§ Aim
Give back the records below exactly, every one, with no pictures.

§ Excerpted data

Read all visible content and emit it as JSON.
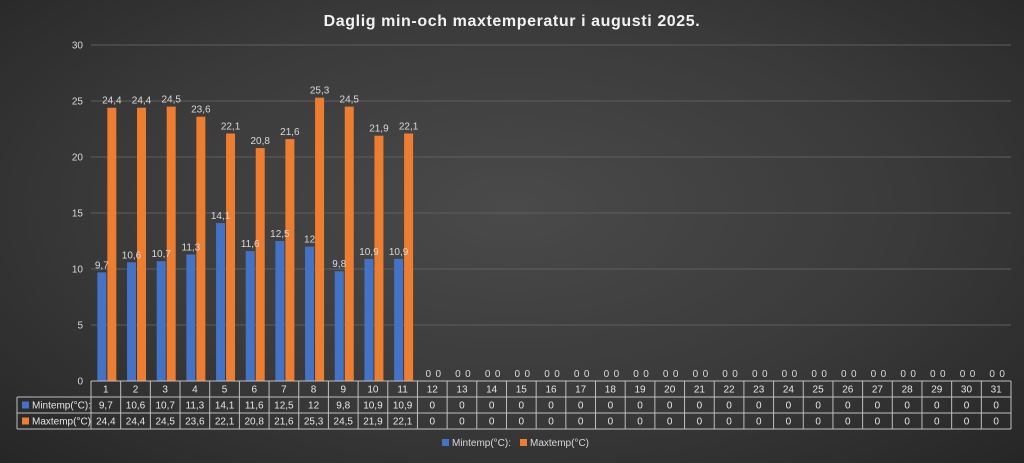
{
  "chart_data": {
    "type": "bar",
    "title": "Daglig min-och maxtemperatur i augusti 2025.",
    "categories": [
      "1",
      "2",
      "3",
      "4",
      "5",
      "6",
      "7",
      "8",
      "9",
      "10",
      "11",
      "12",
      "13",
      "14",
      "15",
      "16",
      "17",
      "18",
      "19",
      "20",
      "21",
      "22",
      "23",
      "24",
      "25",
      "26",
      "27",
      "28",
      "29",
      "30",
      "31"
    ],
    "series": [
      {
        "name": "Mintemp(°C):",
        "color": "#4472C4",
        "values": [
          9.7,
          10.6,
          10.7,
          11.3,
          14.1,
          11.6,
          12.5,
          12,
          9.8,
          10.9,
          10.9,
          0,
          0,
          0,
          0,
          0,
          0,
          0,
          0,
          0,
          0,
          0,
          0,
          0,
          0,
          0,
          0,
          0,
          0,
          0,
          0
        ],
        "labels": [
          "9,7",
          "10,6",
          "10,7",
          "11,3",
          "14,1",
          "11,6",
          "12,5",
          "12",
          "9,8",
          "10,9",
          "10,9",
          "0",
          "0",
          "0",
          "0",
          "0",
          "0",
          "0",
          "0",
          "0",
          "0",
          "0",
          "0",
          "0",
          "0",
          "0",
          "0",
          "0",
          "0",
          "0",
          "0"
        ]
      },
      {
        "name": "Maxtemp(°C)",
        "color": "#ED7D31",
        "values": [
          24.4,
          24.4,
          24.5,
          23.6,
          22.1,
          20.8,
          21.6,
          25.3,
          24.5,
          21.9,
          22.1,
          0,
          0,
          0,
          0,
          0,
          0,
          0,
          0,
          0,
          0,
          0,
          0,
          0,
          0,
          0,
          0,
          0,
          0,
          0,
          0
        ],
        "labels": [
          "24,4",
          "24,4",
          "24,5",
          "23,6",
          "22,1",
          "20,8",
          "21,6",
          "25,3",
          "24,5",
          "21,9",
          "22,1",
          "0",
          "0",
          "0",
          "0",
          "0",
          "0",
          "0",
          "0",
          "0",
          "0",
          "0",
          "0",
          "0",
          "0",
          "0",
          "0",
          "0",
          "0",
          "0",
          "0"
        ]
      }
    ],
    "y_ticks": [
      "0",
      "5",
      "10",
      "15",
      "20",
      "25",
      "30"
    ],
    "ylim": [
      0,
      30
    ],
    "grid": true,
    "legend": "bottom",
    "data_table": true
  }
}
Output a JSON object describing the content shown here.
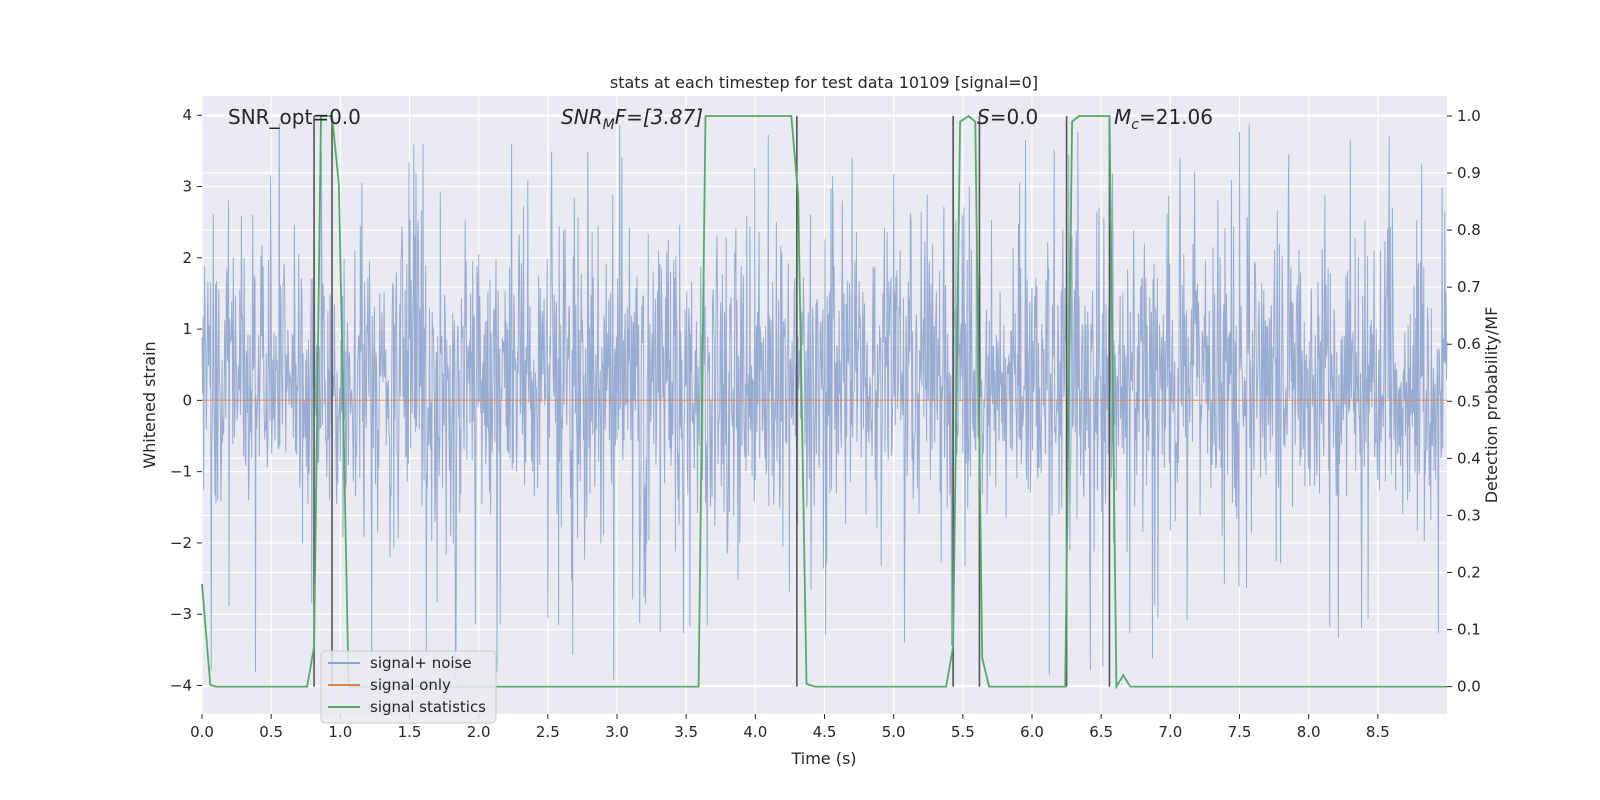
{
  "chart_data": {
    "type": "line",
    "title": "stats at each timestep for test data 10109 [signal=0]",
    "xlabel": "Time (s)",
    "ylabel": "Whitened strain",
    "y2label": "Detection probability/MF",
    "xlim": [
      0.0,
      9.0
    ],
    "ylim": [
      -4.4,
      4.27
    ],
    "y2lim": [
      -0.048,
      1.035
    ],
    "x_ticks": [
      0.0,
      0.5,
      1.0,
      1.5,
      2.0,
      2.5,
      3.0,
      3.5,
      4.0,
      4.5,
      5.0,
      5.5,
      6.0,
      6.5,
      7.0,
      7.5,
      8.0,
      8.5
    ],
    "x_tick_labels": [
      "0.0",
      "0.5",
      "1.0",
      "1.5",
      "2.0",
      "2.5",
      "3.0",
      "3.5",
      "4.0",
      "4.5",
      "5.0",
      "5.5",
      "6.0",
      "6.5",
      "7.0",
      "7.5",
      "8.0",
      "8.5"
    ],
    "y_ticks": [
      4,
      3,
      2,
      1,
      0,
      -1,
      -2,
      -3,
      -4
    ],
    "y_tick_labels": [
      "4",
      "3",
      "2",
      "1",
      "0",
      "−1",
      "−2",
      "−3",
      "−4"
    ],
    "y2_ticks": [
      1.0,
      0.9,
      0.8,
      0.7,
      0.6,
      0.5,
      0.4,
      0.3,
      0.2,
      0.1,
      0.0
    ],
    "y2_tick_labels": [
      "1.0",
      "0.9",
      "0.8",
      "0.7",
      "0.6",
      "0.5",
      "0.4",
      "0.3",
      "0.2",
      "0.1",
      "0.0"
    ],
    "grid": true,
    "legend_position": "lower-left",
    "annotations": {
      "snr_opt": "SNR_opt=0.0",
      "snr_mf_prefix": "SNR",
      "snr_mf_sub": "M",
      "snr_mf_suffix": "F=[3.87]",
      "s_prefix": "S",
      "s_value": "=0.0",
      "mc_prefix": "M",
      "mc_sub": "c",
      "mc_value": "=21.06"
    },
    "series": [
      {
        "name": "signal+ noise",
        "color": "#8fa4cd",
        "kind": "noise",
        "sample_rate": 256,
        "duration": 9.0,
        "typical_range": [
          -1.6,
          2.2
        ],
        "peak_range": [
          -4.0,
          3.9
        ]
      },
      {
        "name": "signal only",
        "color": "#dd8452",
        "x": [
          0.0,
          9.0
        ],
        "y": [
          0.0,
          0.0
        ]
      },
      {
        "name": "signal statistics",
        "color": "#55a868",
        "axis": "y2",
        "x": [
          0.0,
          0.06,
          0.1,
          0.76,
          0.81,
          0.86,
          0.94,
          0.99,
          1.06,
          3.54,
          3.59,
          3.64,
          4.26,
          4.31,
          4.37,
          4.43,
          5.38,
          5.43,
          5.48,
          5.54,
          5.59,
          5.64,
          5.69,
          5.74,
          6.24,
          6.29,
          6.34,
          6.56,
          6.61,
          6.66,
          6.71,
          9.0
        ],
        "y": [
          0.18,
          0.003,
          0.0,
          0.0,
          0.07,
          1.0,
          1.0,
          0.88,
          0.0,
          0.0,
          0.0,
          1.0,
          1.0,
          0.86,
          0.005,
          0.0,
          0.0,
          0.07,
          0.99,
          1.0,
          0.99,
          0.05,
          0.0,
          0.0,
          0.0,
          0.99,
          1.0,
          1.0,
          0.0,
          0.02,
          0.0,
          0.0
        ]
      }
    ],
    "vlines": {
      "color": "#555555",
      "x": [
        0.81,
        0.94,
        4.3,
        5.43,
        5.62,
        6.25,
        6.56
      ]
    }
  }
}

§ Reply
Read all visible content and emit it as JSON.
{
  "chart_data": {
    "type": "bar",
    "title": "Daglig min-och maxtemperatur i augusti 2025.",
    "categories": [
      "1",
      "2",
      "3",
      "4",
      "5",
      "6",
      "7",
      "8",
      "9",
      "10",
      "11",
      "12",
      "13",
      "14",
      "15",
      "16",
      "17",
      "18",
      "19",
      "20",
      "21",
      "22",
      "23",
      "24",
      "25",
      "26",
      "27",
      "28",
      "29",
      "30",
      "31"
    ],
    "series": [
      {
        "name": "Mintemp(°C):",
        "color": "#4472C4",
        "values": [
          9.7,
          10.6,
          10.7,
          11.3,
          14.1,
          11.6,
          12.5,
          12,
          9.8,
          10.9,
          10.9,
          0,
          0,
          0,
          0,
          0,
          0,
          0,
          0,
          0,
          0,
          0,
          0,
          0,
          0,
          0,
          0,
          0,
          0,
          0,
          0
        ],
        "labels": [
          "9,7",
          "10,6",
          "10,7",
          "11,3",
          "14,1",
          "11,6",
          "12,5",
          "12",
          "9,8",
          "10,9",
          "10,9",
          "0",
          "0",
          "0",
          "0",
          "0",
          "0",
          "0",
          "0",
          "0",
          "0",
          "0",
          "0",
          "0",
          "0",
          "0",
          "0",
          "0",
          "0",
          "0",
          "0"
        ]
      },
      {
        "name": "Maxtemp(°C)",
        "color": "#ED7D31",
        "values": [
          24.4,
          24.4,
          24.5,
          23.6,
          22.1,
          20.8,
          21.6,
          25.3,
          24.5,
          21.9,
          22.1,
          0,
          0,
          0,
          0,
          0,
          0,
          0,
          0,
          0,
          0,
          0,
          0,
          0,
          0,
          0,
          0,
          0,
          0,
          0,
          0
        ],
        "labels": [
          "24,4",
          "24,4",
          "24,5",
          "23,6",
          "22,1",
          "20,8",
          "21,6",
          "25,3",
          "24,5",
          "21,9",
          "22,1",
          "0",
          "0",
          "0",
          "0",
          "0",
          "0",
          "0",
          "0",
          "0",
          "0",
          "0",
          "0",
          "0",
          "0",
          "0",
          "0",
          "0",
          "0",
          "0",
          "0"
        ]
      }
    ],
    "y_ticks": [
      "0",
      "5",
      "10",
      "15",
      "20",
      "25",
      "30"
    ],
    "ylim": [
      0,
      30
    ],
    "grid": true,
    "legend": "bottom",
    "data_table": true
  }
}
Output a JSON object describing the content shown here.
{
  "chart_data": {
    "type": "line",
    "title": "stats at each timestep for test data 10109 [signal=0]",
    "xlabel": "Time (s)",
    "ylabel": "Whitened strain",
    "y2label": "Detection probability/MF",
    "xlim": [
      0.0,
      9.0
    ],
    "ylim": [
      -4.4,
      4.27
    ],
    "y2lim": [
      -0.048,
      1.035
    ],
    "x_ticks": [
      0.0,
      0.5,
      1.0,
      1.5,
      2.0,
      2.5,
      3.0,
      3.5,
      4.0,
      4.5,
      5.0,
      5.5,
      6.0,
      6.5,
      7.0,
      7.5,
      8.0,
      8.5
    ],
    "x_tick_labels": [
      "0.0",
      "0.5",
      "1.0",
      "1.5",
      "2.0",
      "2.5",
      "3.0",
      "3.5",
      "4.0",
      "4.5",
      "5.0",
      "5.5",
      "6.0",
      "6.5",
      "7.0",
      "7.5",
      "8.0",
      "8.5"
    ],
    "y_ticks": [
      4,
      3,
      2,
      1,
      0,
      -1,
      -2,
      -3,
      -4
    ],
    "y_tick_labels": [
      "4",
      "3",
      "2",
      "1",
      "0",
      "−1",
      "−2",
      "−3",
      "−4"
    ],
    "y2_ticks": [
      1.0,
      0.9,
      0.8,
      0.7,
      0.6,
      0.5,
      0.4,
      0.3,
      0.2,
      0.1,
      0.0
    ],
    "y2_tick_labels": [
      "1.0",
      "0.9",
      "0.8",
      "0.7",
      "0.6",
      "0.5",
      "0.4",
      "0.3",
      "0.2",
      "0.1",
      "0.0"
    ],
    "grid": true,
    "legend_position": "lower-left",
    "annotations": {
      "snr_opt": "SNR_opt=0.0",
      "snr_mf_prefix": "SNR",
      "snr_mf_sub": "M",
      "snr_mf_suffix": "F=[3.87]",
      "s_prefix": "S",
      "s_value": "=0.0",
      "mc_prefix": "M",
      "mc_sub": "c",
      "mc_value": "=21.06"
    },
    "series": [
      {
        "name": "signal+ noise",
        "color": "#8fa4cd",
        "kind": "noise",
        "sample_rate": 256,
        "duration": 9.0,
        "typical_range": [
          -1.6,
          2.2
        ],
        "peak_range": [
          -4.0,
          3.9
        ]
      },
      {
        "name": "signal only",
        "color": "#dd8452",
        "x": [
          0.0,
          9.0
        ],
        "y": [
          0.0,
          0.0
        ]
      },
      {
        "name": "signal statistics",
        "color": "#55a868",
        "axis": "y2",
        "x": [
          0.0,
          0.06,
          0.1,
          0.76,
          0.81,
          0.86,
          0.94,
          0.99,
          1.06,
          3.54,
          3.59,
          3.64,
          4.26,
          4.31,
          4.37,
          4.43,
          5.38,
          5.43,
          5.48,
          5.54,
          5.59,
          5.64,
          5.69,
          5.74,
          6.24,
          6.29,
          6.34,
          6.56,
          6.61,
          6.66,
          6.71,
          9.0
        ],
        "y": [
          0.18,
          0.003,
          0.0,
          0.0,
          0.07,
          1.0,
          1.0,
          0.88,
          0.0,
          0.0,
          0.0,
          1.0,
          1.0,
          0.86,
          0.005,
          0.0,
          0.0,
          0.07,
          0.99,
          1.0,
          0.99,
          0.05,
          0.0,
          0.0,
          0.0,
          0.99,
          1.0,
          1.0,
          0.0,
          0.02,
          0.0,
          0.0
        ]
      }
    ],
    "vlines": {
      "color": "#555555",
      "x": [
        0.81,
        0.94,
        4.3,
        5.43,
        5.62,
        6.25,
        6.56
      ]
    }
  }
}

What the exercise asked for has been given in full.